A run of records

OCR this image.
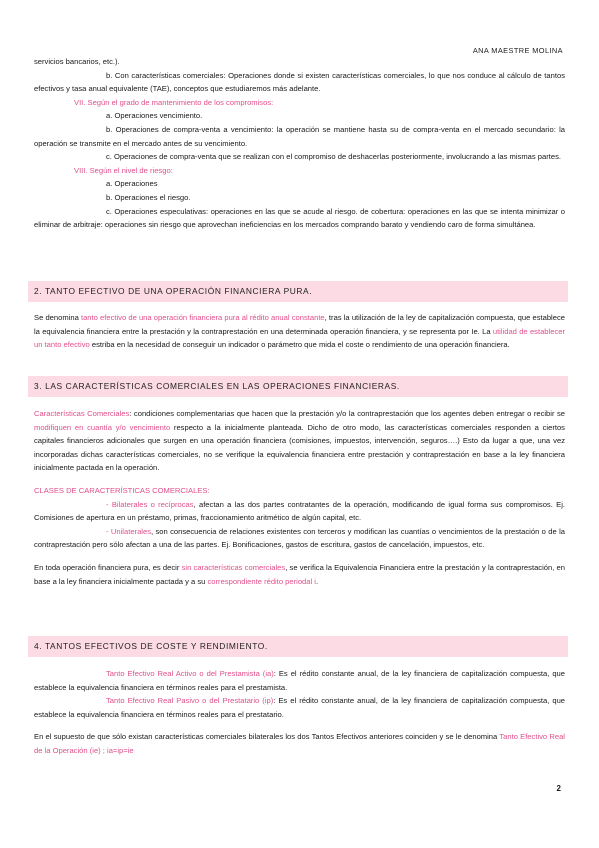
ANA MAESTRE MOLINA

servicios bancarios, etc.).

b. Con características comerciales: Operaciones donde si existen características comerciales, lo que nos conduce al cálculo de tantos efectivos y tasa anual equivalente (TAE), conceptos que estudiaremos más adelante.

VII. Según el grado de mantenimiento de los compromisos:

a. Operaciones vencimiento.

b. Operaciones de compra-venta a vencimiento: la operación se mantiene hasta su de compra-venta en el mercado secundario: la operación se transmite en el mercado antes de su vencimiento.

c. Operaciones de compra-venta que se realizan con el compromiso de deshacerlas posteriormente, involucrando a las mismas partes.

VIII. Según el nivel de riesgo:

a. Operaciones

b. Operaciones el riesgo.

c. Operaciones especulativas: operaciones en las que se acude al riesgo. de cobertura: operaciones en las que se intenta minimizar o eliminar de arbitraje: operaciones sin riesgo que aprovechan ineficiencias en los mercados comprando barato y vendiendo caro de forma simultánea.

2. TANTO EFECTIVO DE UNA OPERACIÓN FINANCIERA PURA.

Se denomina tanto efectivo de una operación financiera pura al rédito anual constante, tras la utilización de la ley de capitalización compuesta, que establece la equivalencia financiera entre la prestación y la contraprestación en una determinada operación financiera, y se representa por Ie. La utilidad de establecer un tanto efectivo estriba en la necesidad de conseguir un indicador o parámetro que mida el coste o rendimiento de una operación financiera.

3. LAS CARACTERÍSTICAS COMERCIALES EN LAS OPERACIONES FINANCIERAS.

Características Comerciales: condiciones complementarias que hacen que la prestación y/o la contraprestación que los agentes deben entregar o recibir se modifiquen en cuantía y/o vencimiento respecto a la inicialmente planteada. Dicho de otro modo, las características comerciales responden a ciertos capitales financieros adicionales que surgen en una operación financiera (comisiones, impuestos, intervención, seguros….) Esto da lugar a que, una vez incorporadas dichas características comerciales, no se verifique la equivalencia financiera entre prestación y contraprestación en base a la ley financiera inicialmente pactada en la operación.

CLASES DE CARACTERÍSTICAS COMERCIALES:

- Bilaterales o recíprocas, afectan a las dos partes contratantes de la operación, modificando de igual forma sus compromisos. Ej. Comisiones de apertura en un préstamo, primas, fraccionamiento aritmético de algún capital, etc.

- Unilaterales, son consecuencia de relaciones existentes con terceros y modifican las cuantías o vencimientos de la prestación o de la contraprestación pero sólo afectan a una de las partes. Ej. Bonificaciones, gastos de escritura, gastos de cancelación, impuestos, etc.

En toda operación financiera pura, es decir sin características comerciales, se verifica la Equivalencia Financiera entre la prestación y la contraprestación, en base a la ley financiera inicialmente pactada y a su correspondiente rédito periodal i.

4. TANTOS EFECTIVOS DE COSTE Y RENDIMIENTO.

Tanto Efectivo Real Activo o del Prestamista (ia): Es el rédito constante anual, de la ley financiera de capitalización compuesta, que establece la equivalencia financiera en términos reales para el prestamista.

Tanto Efectivo Real Pasivo o del Prestatario (ip): Es el rédito constante anual, de la ley financiera de capitalización compuesta, que establece la equivalencia financiera en términos reales para el prestatario.

En el supuesto de que sólo existan características comerciales bilaterales los dos Tantos Efectivos anteriores coinciden y se le denomina Tanto Efectivo Real de la Operación (ie) ; ia=ip=ie

2
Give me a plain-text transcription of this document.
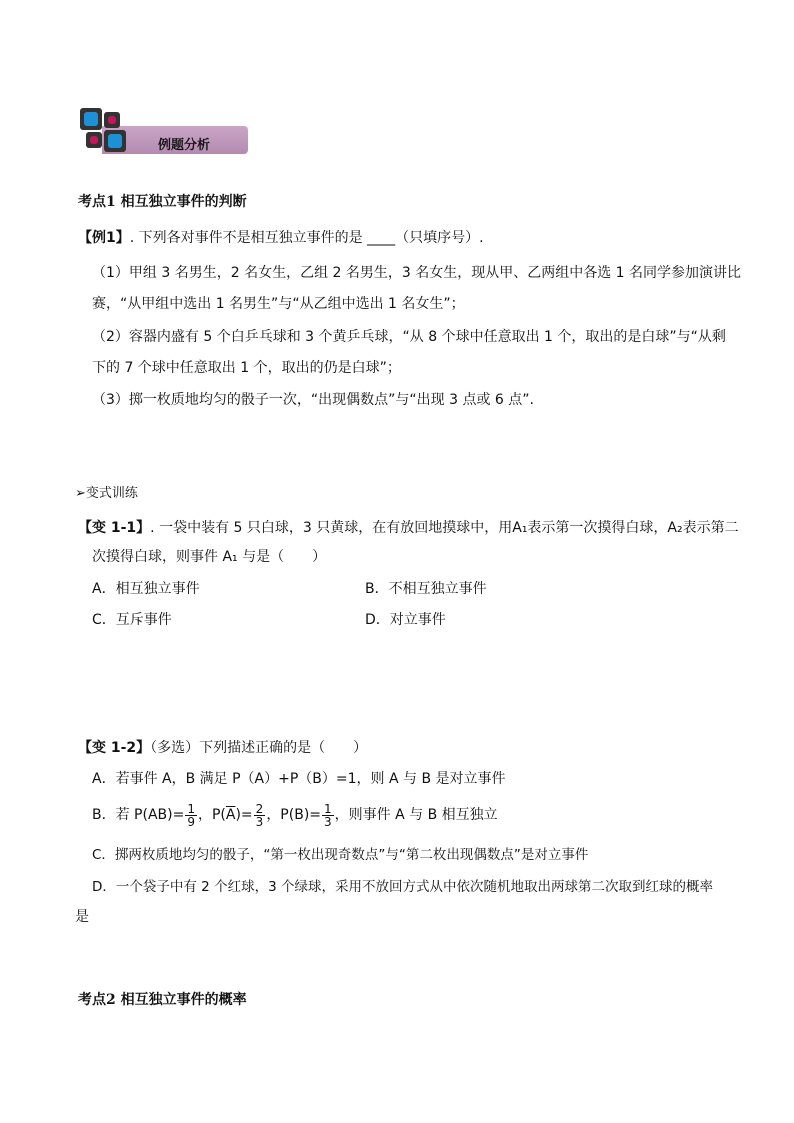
例题分析
考点1 相互独立事件的判断
【例1】. 下列各对事件不是相互独立事件的是 ____（只填序号）.
（1）甲组 3 名男生，2 名女生，乙组 2 名男生，3 名女生，现从甲、乙两组中各选 1 名同学参加演讲比
赛，“从甲组中选出 1 名男生”与“从乙组中选出 1 名女生”；
（2）容器内盛有 5 个白乒乓球和 3 个黄乒乓球，“从 8 个球中任意取出 1 个，取出的是白球”与“从剩
下的 7 个球中任意取出 1 个，取出的仍是白球”；
（3）掷一枚质地均匀的骰子一次，“出现偶数点”与“出现 3 点或 6 点”.
➢变式训练
【变 1-1】. 一袋中装有 5 只白球，3 只黄球，在有放回地摸球中，用A₁表示第一次摸得白球，A₂表示第二
次摸得白球，则事件 A₁ 与是（　　）
A．相互独立事件	B．不相互独立事件
C．互斥事件	D．对立事件
【变 1-2】（多选）下列描述正确的是（　　）
A．若事件 A，B 满足 P（A）+P（B）=1，则 A 与 B 是对立事件
B．若 $P(AB)= \frac{1}{9}$ ，$P(\overline{A})= \frac{2}{3}$ ，$P(B)= \frac{1}{3}$ ，则事件 A 与 B 相互独立
C．掷两枚质地均匀的骰子，“第一枚出现奇数点”与“第二枚出现偶数点”是对立事件
D．一个袋子中有 2 个红球，3 个绿球，采用不放回方式从中依次随机地取出两球第二次取到红球的概率
是
考点2 相互独立事件的概率
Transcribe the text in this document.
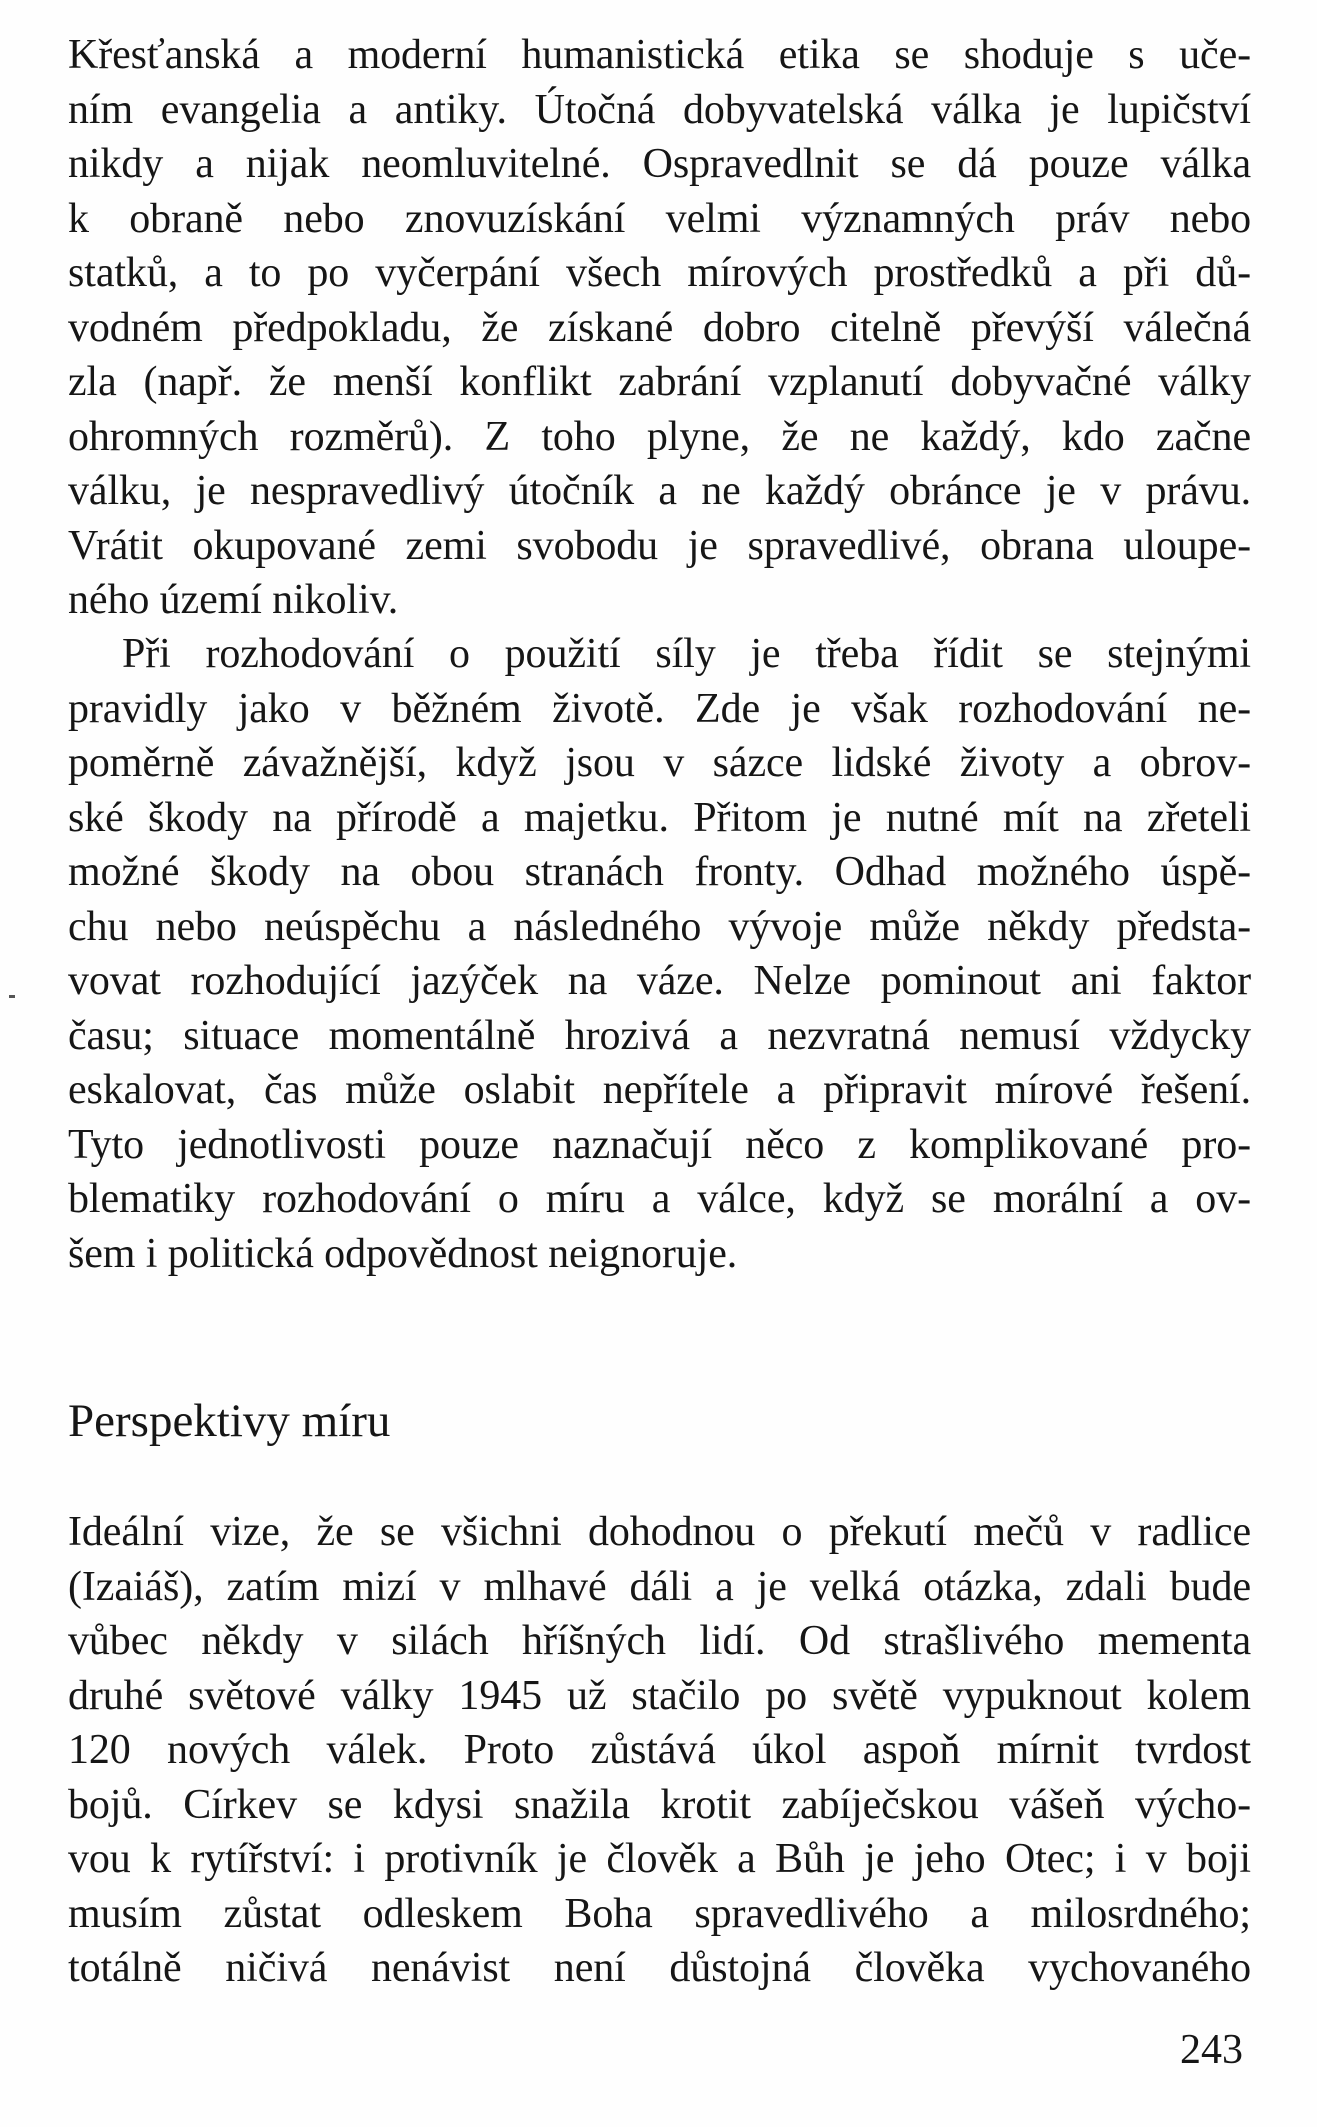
Křesťanská a moderní humanistická etika se shoduje s uče-
ním evangelia a antiky. Útočná dobyvatelská válka je lupičství
nikdy a nijak neomluvitelné. Ospravedlnit se dá pouze válka
k obraně nebo znovuzískání velmi významných práv nebo
statků, a to po vyčerpání všech mírových prostředků a při dů-
vodném předpokladu, že získané dobro citelně převýší válečná
zla (např. že menší konflikt zabrání vzplanutí dobyvačné války
ohromných rozměrů). Z toho plyne, že ne každý, kdo začne
válku, je nespravedlivý útočník a ne každý obránce je v právu.
Vrátit okupované zemi svobodu je spravedlivé, obrana uloupe-
ného území nikoliv.
Při rozhodování o použití síly je třeba řídit se stejnými
pravidly jako v běžném životě. Zde je však rozhodování ne-
poměrně závažnější, když jsou v sázce lidské životy a obrov-
ské škody na přírodě a majetku. Přitom je nutné mít na zřeteli
možné škody na obou stranách fronty. Odhad možného úspě-
chu nebo neúspěchu a následného vývoje může někdy předsta-
vovat rozhodující jazýček na váze. Nelze pominout ani faktor
času; situace momentálně hrozivá a nezvratná nemusí vždycky
eskalovat, čas může oslabit nepřítele a připravit mírové řešení.
Tyto jednotlivosti pouze naznačují něco z komplikované pro-
blematiky rozhodování o míru a válce, když se morální a ov-
šem i politická odpovědnost neignoruje.
Perspektivy míru
Ideální vize, že se všichni dohodnou o překutí mečů v radlice
(Izaiáš), zatím mizí v mlhavé dáli a je velká otázka, zdali bude
vůbec někdy v silách hříšných lidí. Od strašlivého mementa
druhé světové války 1945 už stačilo po světě vypuknout kolem
120 nových válek. Proto zůstává úkol aspoň mírnit tvrdost
bojů. Církev se kdysi snažila krotit zabíječskou vášeň výcho-
vou k rytířství: i protivník je člověk a Bůh je jeho Otec; i v boji
musím zůstat odleskem Boha spravedlivého a milosrdného;
totálně ničivá nenávist není důstojná člověka vychovaného
243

Exercise » Looking at the data above, show all lines where the word "forma" occurs.

Correct output »
c. Operaciones especulativas: operaciones en las que se acude al riesgo. de cobertura: operaciones en las que se intenta minimizar o eliminar de arbitraje: operaciones sin riesgo que aprovechan ineficiencias en los mercados comprando barato y vendiendo caro de forma simultánea.
- Bilaterales o recíprocas, afectan a las dos partes contratantes de la operación, modificando de igual forma sus compromisos. Ej. Comisiones de apertura en un préstamo, primas, fraccionamiento aritmético de algún capital, etc.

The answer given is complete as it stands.